ARTICLE:
○ ○ ○

# 8n brakes



## jke195510 (Jan 22, 2010)

can anyone tell me why right axle has fine threads and left side has course threads? and does anyone know about the casting codes?


----------



## Morgan (Oct 26, 2006)

one of your axles may have been replaced in the past and it might have been replaced with aftermarket parts. Both of mine are fine threads. As far as the casting codes look here http://ford8n.com/ford-tractor-serial-numbers.html and if you need parts look here http://www.just8ns.com/index2.htm I hope this helps


----------



## jke195510 (Jan 22, 2010)

thanks Morgan,that explains why its all worn out and leaking like a sive.i guess i need an original replacement .its an old 8n with the anvil clutch linkage other side is tight as a drum (orig.)time to get greezy thanks again


----------



## jke195510 (Jan 22, 2010)

ok got it apart and back together.i used the axle i had (after-market)the axle to hub fit was just a little off maybe 1/32 in. in from flush.noww drumm hits shoes and springs and i still have 1/4 in. to go to get the drum to the hub with no end play and zero load in axle and bearings.question....now what?? don't wanna stick a nickel betwee axles but the thought did cross my mind.


----------



## Morgan (Oct 26, 2006)

Im not sure, but it might be something that you have to live with unless you buy a proper axle. Good luck and keep us informed.


----------



## jke195510 (Jan 22, 2010)

i took it all apart again.got the axles side by side for comparison.there is 1\4 in. difference in length from bearing shoulder to end of splines on wheel end. so now the search begins for proper axle.i will let you know how it goes.


----------



## jke195510 (Jan 22, 2010)

○ ○ ○

TASK BRIEF: Resume the forum thread about 8N tractor brakes from its last line by writing what comes next.

○ ○ ○

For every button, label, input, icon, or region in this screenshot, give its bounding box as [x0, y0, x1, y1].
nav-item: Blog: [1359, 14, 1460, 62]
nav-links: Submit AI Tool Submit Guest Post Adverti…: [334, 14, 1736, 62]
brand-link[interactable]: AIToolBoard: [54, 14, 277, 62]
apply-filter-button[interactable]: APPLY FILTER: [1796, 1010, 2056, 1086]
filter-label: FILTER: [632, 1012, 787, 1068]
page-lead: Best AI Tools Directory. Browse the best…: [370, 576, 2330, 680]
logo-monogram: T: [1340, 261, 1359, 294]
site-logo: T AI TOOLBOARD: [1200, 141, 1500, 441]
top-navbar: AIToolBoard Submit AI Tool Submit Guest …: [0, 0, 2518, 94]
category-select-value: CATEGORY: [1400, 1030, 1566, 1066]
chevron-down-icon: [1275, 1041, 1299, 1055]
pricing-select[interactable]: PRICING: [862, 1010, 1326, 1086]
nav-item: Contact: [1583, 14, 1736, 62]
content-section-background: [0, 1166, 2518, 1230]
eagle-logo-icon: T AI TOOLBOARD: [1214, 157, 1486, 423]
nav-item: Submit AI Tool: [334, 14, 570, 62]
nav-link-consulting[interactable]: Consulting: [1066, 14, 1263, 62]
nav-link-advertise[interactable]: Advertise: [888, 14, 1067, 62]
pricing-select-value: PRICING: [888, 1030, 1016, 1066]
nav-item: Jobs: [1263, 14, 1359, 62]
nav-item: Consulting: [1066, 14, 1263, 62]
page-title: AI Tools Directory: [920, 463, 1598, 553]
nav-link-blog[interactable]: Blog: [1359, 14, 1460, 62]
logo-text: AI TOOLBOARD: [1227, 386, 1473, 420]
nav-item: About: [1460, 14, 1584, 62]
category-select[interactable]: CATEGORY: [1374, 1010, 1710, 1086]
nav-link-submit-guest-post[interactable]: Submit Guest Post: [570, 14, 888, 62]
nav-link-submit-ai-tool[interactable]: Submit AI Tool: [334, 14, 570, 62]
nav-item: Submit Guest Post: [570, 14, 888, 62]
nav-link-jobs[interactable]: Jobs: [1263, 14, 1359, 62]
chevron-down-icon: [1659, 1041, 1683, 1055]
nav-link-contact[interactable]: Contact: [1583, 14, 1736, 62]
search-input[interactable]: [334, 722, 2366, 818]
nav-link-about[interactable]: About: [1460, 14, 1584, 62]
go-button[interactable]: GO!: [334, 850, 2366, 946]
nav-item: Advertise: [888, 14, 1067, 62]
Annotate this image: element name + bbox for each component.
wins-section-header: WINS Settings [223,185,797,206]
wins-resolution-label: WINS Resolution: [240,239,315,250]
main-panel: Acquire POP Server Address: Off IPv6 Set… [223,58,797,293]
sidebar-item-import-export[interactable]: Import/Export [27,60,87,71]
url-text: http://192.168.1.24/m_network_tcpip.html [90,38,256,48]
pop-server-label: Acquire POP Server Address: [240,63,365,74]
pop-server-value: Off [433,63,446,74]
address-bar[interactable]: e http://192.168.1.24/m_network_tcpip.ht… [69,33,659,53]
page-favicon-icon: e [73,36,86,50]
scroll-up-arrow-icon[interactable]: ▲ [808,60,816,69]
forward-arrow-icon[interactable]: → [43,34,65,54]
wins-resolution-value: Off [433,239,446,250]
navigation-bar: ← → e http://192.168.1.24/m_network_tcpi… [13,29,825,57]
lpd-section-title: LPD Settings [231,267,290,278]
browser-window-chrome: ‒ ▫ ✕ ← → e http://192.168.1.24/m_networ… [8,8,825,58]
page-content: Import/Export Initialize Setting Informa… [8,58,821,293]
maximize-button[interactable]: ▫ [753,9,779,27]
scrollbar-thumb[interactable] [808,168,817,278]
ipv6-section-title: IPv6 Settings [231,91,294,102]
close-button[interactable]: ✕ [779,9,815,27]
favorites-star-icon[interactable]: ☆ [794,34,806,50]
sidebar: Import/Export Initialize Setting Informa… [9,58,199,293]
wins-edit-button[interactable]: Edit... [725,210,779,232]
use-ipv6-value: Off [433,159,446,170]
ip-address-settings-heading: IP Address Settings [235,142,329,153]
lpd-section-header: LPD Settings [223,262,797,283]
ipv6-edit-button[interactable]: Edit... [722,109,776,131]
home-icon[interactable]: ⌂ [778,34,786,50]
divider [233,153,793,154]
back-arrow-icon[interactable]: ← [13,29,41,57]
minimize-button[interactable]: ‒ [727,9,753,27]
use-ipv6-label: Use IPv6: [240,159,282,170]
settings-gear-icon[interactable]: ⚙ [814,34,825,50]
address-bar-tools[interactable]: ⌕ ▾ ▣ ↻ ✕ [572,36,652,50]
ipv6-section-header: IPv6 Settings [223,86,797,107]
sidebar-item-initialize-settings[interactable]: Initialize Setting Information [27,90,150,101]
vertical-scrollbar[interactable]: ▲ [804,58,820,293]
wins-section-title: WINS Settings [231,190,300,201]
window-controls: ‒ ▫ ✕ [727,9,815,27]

○ ○ ○

ANSWER BELOW:
the problem was the prior owner tryed to fix a loose hub by removing the protruding stock from the outer end of the splines on the axle ,and the inner face of the hub to keep it away from the bearing retainer. he followed that with a homemade washer(too thin) and a course threaded nut (too small to transfer pressure to the hub) and a welded strap from nut to hub holding it all together!AND three years after I bought it,I found a lock washer that he must have lost --it rattled around in #3 cylinder till it finally poked a hole in the piston!these are truly amazing machines. new sleeves pistons and rings and she was as good as new (washer would not fit thru the spark plug hole, and the rod was not bent believe it? till the next malfunction


----------



## Morgan (Oct 26, 2006)

You got her going though


----------



## 1951 8N PA (Feb 3, 2010)

> _Originally posted by jke195510 _
> *does anyone know about the casting codes? *


I know about the casting codes. What do you need to know about them?


----------



## jke195510 (Jan 22, 2010)

I am going to look at an old ford tractor.It looks to be a "hybrid"cross( 8n side mount dist. motor with 9n rear lug pattern).I was hoping I could use casting code info to identify the different parts with the goal of restoring properly,ending up with one model or the other.also;I have a '47 8n that I'm curious about.There is what looks like a date on left trumpet(09-30-47)is it?if so were other dates used?I guess if no one has to kill me for knowing it,I want to know everything! thanks


----------



## 1951 8N PA (Feb 3, 2010)

jke195510 said:


> I am going to look at an old ford tractor.It looks to be a "hybrid"cross( 8n side mount dist. motor with 9n rear lug pattern).I was hoping I could use casting code info to identify the different parts with the goal of restoring properly,ending up with one model or the other.also;I have a '47 8n that I'm curious about.There is what looks like a date on left trumpet(09-30-47)is it?if so were other dates used?I guess if no one has to kill me for knowing it,I want to know everything! thanks


Yes, the date that you found on the rear axle trumpet is a casting date. There is also a casting date on the bottom of the hydraulic pump just in front of the drain plug. I hope this info helps.


----------



## panthrlick (Apr 10, 2009)

Is this the place to actually get a message posted? I'm totally lost. I do not wish to be a bother. there is information I would really appreciate lurking out there between somebody's ears. I would love to know how to access that info.  Thank you for whatever help you may be.


----------



## panthrlick (Apr 10, 2009)

I am now excited to discover my message above the location where I entered the request. Maybe I'm on to something here? I'm looking for a place to obtain rebuild gaskets, etc for my 8N.


----------



## panthrlick (Apr 10, 2009)

If I can remember how I got here, I'll be back.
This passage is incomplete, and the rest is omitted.